THE REQUEST:
Collect the lines of the entries where "Keep" shows up.

MATERIAL FOR THE TASK:
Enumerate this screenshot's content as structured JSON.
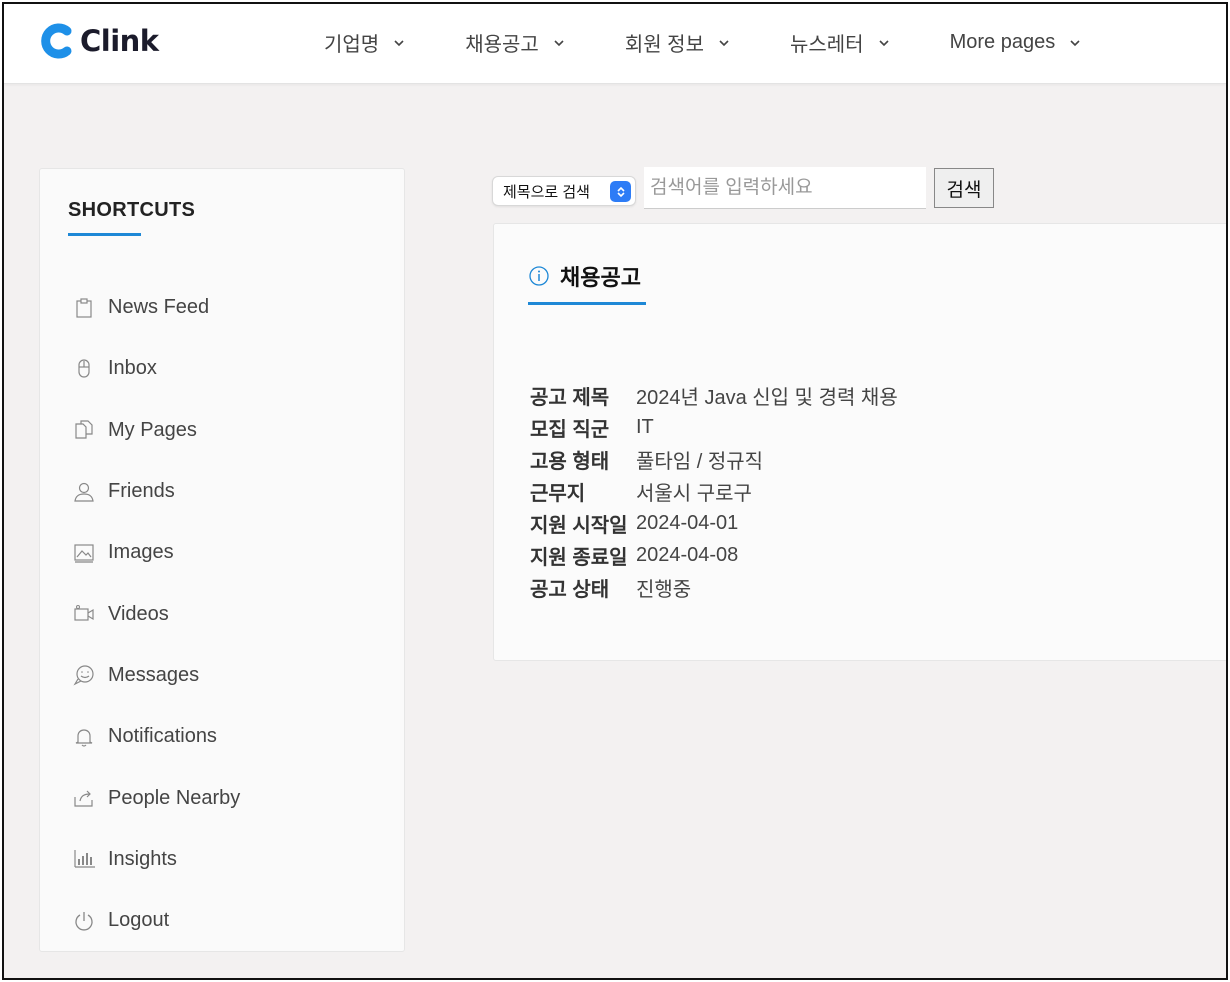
{
  "header": {
    "logo_text": "Clink",
    "nav": [
      {
        "label": "기업명"
      },
      {
        "label": "채용공고"
      },
      {
        "label": "회원 정보"
      },
      {
        "label": "뉴스레터"
      },
      {
        "label": "More pages"
      }
    ]
  },
  "sidebar": {
    "title": "SHORTCUTS",
    "items": [
      {
        "label": "News Feed",
        "icon": "clipboard-icon"
      },
      {
        "label": "Inbox",
        "icon": "mouse-icon"
      },
      {
        "label": "My Pages",
        "icon": "copy-icon"
      },
      {
        "label": "Friends",
        "icon": "user-icon"
      },
      {
        "label": "Images",
        "icon": "image-icon"
      },
      {
        "label": "Videos",
        "icon": "video-icon"
      },
      {
        "label": "Messages",
        "icon": "chat-icon"
      },
      {
        "label": "Notifications",
        "icon": "bell-icon"
      },
      {
        "label": "People Nearby",
        "icon": "share-icon"
      },
      {
        "label": "Insights",
        "icon": "bar-chart-icon"
      },
      {
        "label": "Logout",
        "icon": "power-icon"
      }
    ]
  },
  "search": {
    "select_value": "제목으로 검색",
    "placeholder": "검색어를 입력하세요",
    "button_label": "검색"
  },
  "card": {
    "title": "채용공고",
    "rows": [
      {
        "key": "공고 제목",
        "value": "2024년 Java 신입 및 경력 채용"
      },
      {
        "key": "모집 직군",
        "value": "IT"
      },
      {
        "key": "고용 형태",
        "value": "풀타임 / 정규직"
      },
      {
        "key": "근무지",
        "value": "서울시 구로구"
      },
      {
        "key": "지원 시작일",
        "value": "2024-04-01"
      },
      {
        "key": "지원 종료일",
        "value": "2024-04-08"
      },
      {
        "key": "공고 상태",
        "value": "진행중"
      }
    ]
  },
  "colors": {
    "accent": "#1e88d6",
    "page_background": "#f3f1f1",
    "select_button": "#2d7cf6"
  }
}
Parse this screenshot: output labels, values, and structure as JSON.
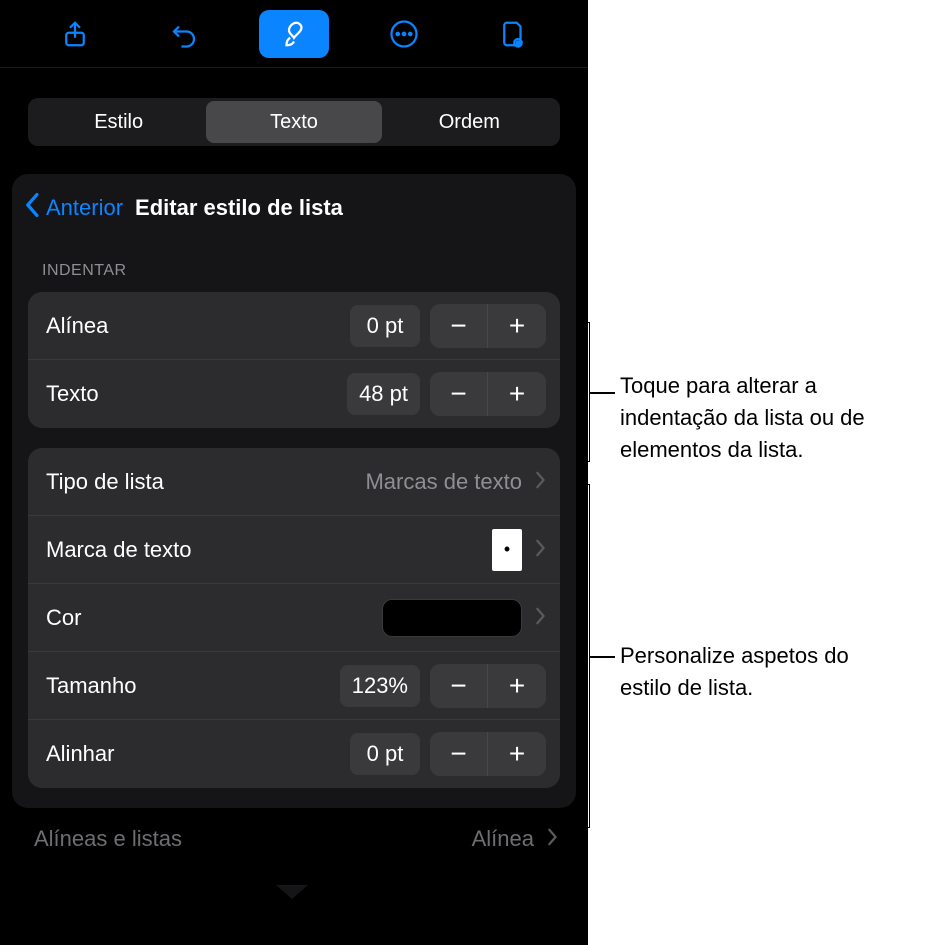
{
  "toolbar": {
    "icons": [
      "share",
      "undo",
      "format",
      "more",
      "collaborate"
    ]
  },
  "segmented": {
    "items": [
      "Estilo",
      "Texto",
      "Ordem"
    ],
    "selected": 1
  },
  "header": {
    "back": "Anterior",
    "title": "Editar estilo de lista"
  },
  "indent": {
    "section_label": "INDENTAR",
    "bullet_label": "Alínea",
    "bullet_value": "0 pt",
    "text_label": "Texto",
    "text_value": "48 pt",
    "minus": "−",
    "plus": "+"
  },
  "style": {
    "list_type_label": "Tipo de lista",
    "list_type_value": "Marcas de texto",
    "text_bullet_label": "Marca de texto",
    "text_bullet_glyph": "•",
    "color_label": "Cor",
    "size_label": "Tamanho",
    "size_value": "123%",
    "align_label": "Alinhar",
    "align_value": "0 pt",
    "minus": "−",
    "plus": "+"
  },
  "bottom": {
    "label": "Alíneas e listas",
    "value": "Alínea"
  },
  "callouts": {
    "c1": "Toque para alterar a indentação da lista ou de elementos da lista.",
    "c2": "Personalize aspetos do estilo de lista."
  }
}
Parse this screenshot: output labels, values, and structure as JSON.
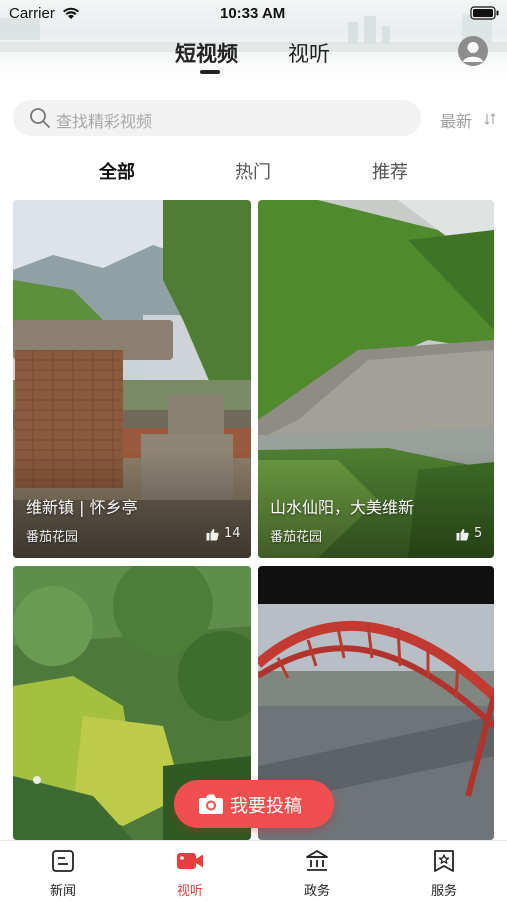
{
  "status_bar": {
    "carrier": "Carrier",
    "time": "10:33 AM"
  },
  "header": {
    "tabs": [
      {
        "label": "短视频",
        "active": true
      },
      {
        "label": "视听",
        "active": false
      }
    ]
  },
  "search": {
    "placeholder": "查找精彩视频",
    "sort_label": "最新"
  },
  "filters": [
    {
      "label": "全部",
      "active": true
    },
    {
      "label": "热门",
      "active": false
    },
    {
      "label": "推荐",
      "active": false
    }
  ],
  "cards": [
    {
      "title": "维新镇 | 怀乡亭",
      "author": "番茄花园",
      "likes": "14"
    },
    {
      "title": "山水仙阳，大美维新",
      "author": "番茄花园",
      "likes": "5"
    },
    {
      "title": "",
      "author": "",
      "likes": ""
    },
    {
      "title": "",
      "author": "",
      "likes": ""
    }
  ],
  "fab": {
    "label": "我要投稿"
  },
  "tab_bar": [
    {
      "label": "新闻",
      "icon": "news-icon",
      "active": false
    },
    {
      "label": "视听",
      "icon": "video-camera-icon",
      "active": true
    },
    {
      "label": "政务",
      "icon": "government-building-icon",
      "active": false
    },
    {
      "label": "服务",
      "icon": "service-bookmark-icon",
      "active": false
    }
  ],
  "colors": {
    "accent": "#f04f4f",
    "active_tab": "#e83e3e",
    "text": "#222222"
  }
}
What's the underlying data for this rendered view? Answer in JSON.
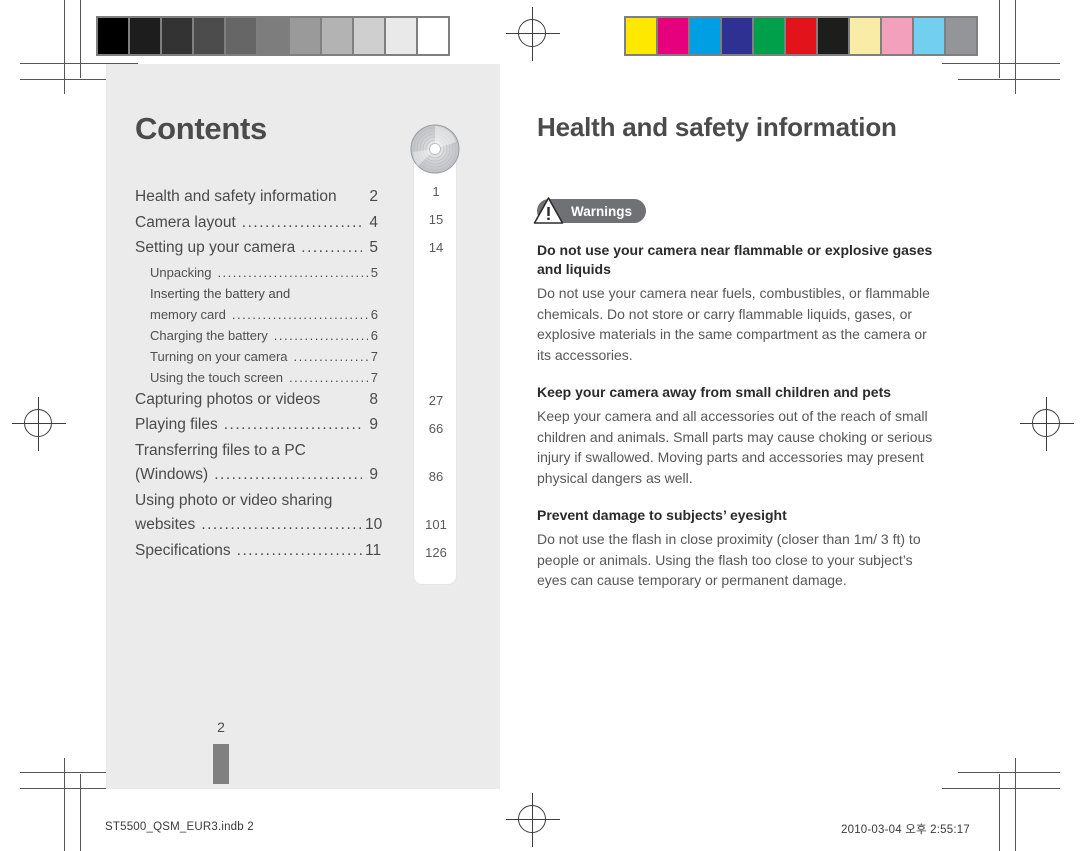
{
  "printmarks": {
    "grayscale_strip": {
      "name": "grayscale-calibration-strip",
      "patches": [
        "#000000",
        "#1d1d1d",
        "#333333",
        "#4c4c4c",
        "#666666",
        "#7d7d7d",
        "#9a9a9a",
        "#b3b3b3",
        "#cfcfcf",
        "#e9e9e9",
        "#ffffff"
      ]
    },
    "color_strip": {
      "name": "color-calibration-strip",
      "patches": [
        "#ffe800",
        "#e6007e",
        "#009fe3",
        "#2e3192",
        "#00a04a",
        "#e3131b",
        "#1d1d1b",
        "#f9eca6",
        "#f3a0bd",
        "#73cff0",
        "#939598"
      ]
    }
  },
  "left_page": {
    "title": "Contents",
    "toc": [
      {
        "level": 1,
        "label": "Health and safety information",
        "dots": false,
        "page": "2"
      },
      {
        "level": 1,
        "label": "Camera layout",
        "dots": true,
        "page": "4"
      },
      {
        "level": 1,
        "label": "Setting up your camera",
        "dots": true,
        "page": "5"
      },
      {
        "level": 2,
        "label": "Unpacking",
        "dots": true,
        "page": "5"
      },
      {
        "level": 2,
        "label": "Inserting the battery and",
        "wrap": "memory card",
        "dots": true,
        "page": "6"
      },
      {
        "level": 2,
        "label": "Charging the battery",
        "dots": true,
        "page": "6"
      },
      {
        "level": 2,
        "label": "Turning on your camera",
        "dots": true,
        "page": "7"
      },
      {
        "level": 2,
        "label": "Using the touch screen",
        "dots": true,
        "page": "7"
      },
      {
        "level": 1,
        "label": "Capturing photos or videos",
        "dots": false,
        "page": "8"
      },
      {
        "level": 1,
        "label": "Playing files",
        "dots": true,
        "page": "9"
      },
      {
        "level": 1,
        "label": "Transferring files to a PC",
        "wrap": "(Windows)",
        "dots": true,
        "page": "9"
      },
      {
        "level": 1,
        "label": "Using photo or video sharing",
        "wrap": "websites",
        "dots": true,
        "page": "10"
      },
      {
        "level": 1,
        "label": "Specifications",
        "dots": true,
        "page": "11"
      }
    ],
    "side_numbers": [
      "1",
      "15",
      "14",
      "27",
      "66",
      "86",
      "101",
      "126"
    ],
    "disc_icon": "cd-disc-icon",
    "page_number": "2"
  },
  "right_page": {
    "title": "Health and safety information",
    "badge": {
      "label": "Warnings",
      "icon": "warning-triangle-icon",
      "bg": "#6f7175"
    },
    "sections": [
      {
        "heading": "Do not use your camera near flammable or explosive gases and liquids",
        "body": "Do not use your camera near fuels, combustibles, or flammable chemicals. Do not store or carry flammable liquids, gases, or explosive materials in the same compartment as the camera or its accessories."
      },
      {
        "heading": "Keep your camera away from small children and pets",
        "body": "Keep your camera and all accessories out of the reach of small children and animals. Small parts may cause choking or serious injury if swallowed. Moving parts and accessories may present physical dangers as well."
      },
      {
        "heading": "Prevent damage to subjects’ eyesight",
        "body": "Do not use the flash in close proximity (closer than 1m/ 3 ft) to people or animals. Using the flash too close to your subject’s eyes can cause temporary or permanent damage."
      }
    ]
  },
  "footer": {
    "left": "ST5500_QSM_EUR3.indb   2",
    "right": "2010-03-04   오후 2:55:17"
  }
}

SOLUTION BELOW:
        "heading": "Keep your camera away from small children and pets",
        "body": "Keep your camera and all accessories out of the reach of small children and animals. Small parts may cause choking or serious injury if swallowed. Moving parts and accessories may present physical dangers as well."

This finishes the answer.